— BEGIN Records shown —

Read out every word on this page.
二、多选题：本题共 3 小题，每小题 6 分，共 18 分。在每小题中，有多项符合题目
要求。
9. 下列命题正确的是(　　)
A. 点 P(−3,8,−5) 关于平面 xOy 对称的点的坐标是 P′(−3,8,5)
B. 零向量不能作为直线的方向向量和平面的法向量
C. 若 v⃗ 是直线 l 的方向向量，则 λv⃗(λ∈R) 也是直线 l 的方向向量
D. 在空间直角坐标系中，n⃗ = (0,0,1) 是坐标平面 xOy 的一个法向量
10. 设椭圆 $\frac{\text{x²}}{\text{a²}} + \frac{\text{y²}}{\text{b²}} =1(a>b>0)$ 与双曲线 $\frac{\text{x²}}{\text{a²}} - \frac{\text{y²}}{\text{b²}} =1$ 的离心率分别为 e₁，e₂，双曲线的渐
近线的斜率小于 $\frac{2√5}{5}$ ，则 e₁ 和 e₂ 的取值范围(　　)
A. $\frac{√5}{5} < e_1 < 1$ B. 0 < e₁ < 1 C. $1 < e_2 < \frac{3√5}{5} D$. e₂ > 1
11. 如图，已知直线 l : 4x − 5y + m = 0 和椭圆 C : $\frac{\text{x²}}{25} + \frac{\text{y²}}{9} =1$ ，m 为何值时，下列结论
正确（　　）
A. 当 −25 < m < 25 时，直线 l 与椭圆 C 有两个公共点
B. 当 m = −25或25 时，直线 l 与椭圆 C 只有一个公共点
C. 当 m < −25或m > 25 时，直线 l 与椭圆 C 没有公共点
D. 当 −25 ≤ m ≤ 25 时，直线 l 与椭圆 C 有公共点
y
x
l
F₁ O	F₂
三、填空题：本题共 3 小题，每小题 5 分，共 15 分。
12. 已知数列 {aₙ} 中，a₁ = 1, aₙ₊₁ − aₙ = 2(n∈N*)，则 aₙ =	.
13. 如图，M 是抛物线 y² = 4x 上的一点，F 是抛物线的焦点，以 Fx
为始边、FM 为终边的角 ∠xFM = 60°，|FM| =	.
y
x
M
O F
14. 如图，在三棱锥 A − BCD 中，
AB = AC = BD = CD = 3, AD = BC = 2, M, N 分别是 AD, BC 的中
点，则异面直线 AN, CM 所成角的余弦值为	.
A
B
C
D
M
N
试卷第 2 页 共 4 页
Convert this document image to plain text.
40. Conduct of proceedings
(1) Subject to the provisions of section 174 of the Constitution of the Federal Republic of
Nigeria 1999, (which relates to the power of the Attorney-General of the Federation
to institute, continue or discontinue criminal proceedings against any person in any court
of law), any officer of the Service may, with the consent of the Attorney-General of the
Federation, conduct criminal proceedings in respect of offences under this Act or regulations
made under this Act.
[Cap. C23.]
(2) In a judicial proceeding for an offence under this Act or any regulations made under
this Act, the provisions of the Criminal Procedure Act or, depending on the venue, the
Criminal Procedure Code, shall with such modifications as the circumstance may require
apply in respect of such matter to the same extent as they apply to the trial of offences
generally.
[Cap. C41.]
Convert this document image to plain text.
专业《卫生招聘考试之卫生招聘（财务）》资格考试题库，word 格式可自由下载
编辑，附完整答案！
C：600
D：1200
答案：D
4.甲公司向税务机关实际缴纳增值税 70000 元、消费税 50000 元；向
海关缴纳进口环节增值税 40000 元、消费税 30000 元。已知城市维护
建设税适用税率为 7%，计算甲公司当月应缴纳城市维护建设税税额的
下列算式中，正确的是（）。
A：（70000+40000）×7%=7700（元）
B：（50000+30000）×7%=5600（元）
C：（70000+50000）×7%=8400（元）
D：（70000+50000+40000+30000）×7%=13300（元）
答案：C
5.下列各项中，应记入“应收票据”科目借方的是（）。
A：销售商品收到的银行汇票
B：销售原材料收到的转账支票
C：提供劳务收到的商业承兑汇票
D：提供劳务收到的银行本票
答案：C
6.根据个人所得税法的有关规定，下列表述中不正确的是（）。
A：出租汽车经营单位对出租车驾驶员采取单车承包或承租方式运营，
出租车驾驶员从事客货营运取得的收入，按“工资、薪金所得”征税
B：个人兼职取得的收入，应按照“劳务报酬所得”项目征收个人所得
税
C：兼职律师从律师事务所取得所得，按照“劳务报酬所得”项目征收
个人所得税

— END Records shown —

#### [Problem to work on]
Identify each line in the records above that contains the word "this", and copy it out in full.

#### [Solution to the problem]
Read out every word on this page.
Convert this document image to plain text.
Federation, conduct criminal proceedings in respect of offences under this Act or regulations
made under this Act.
(2) In a judicial proceeding for an offence under this Act or any regulations made under
this Act, the provisions of the Criminal Procedure Act or, depending on the venue, the
Convert this document image to plain text.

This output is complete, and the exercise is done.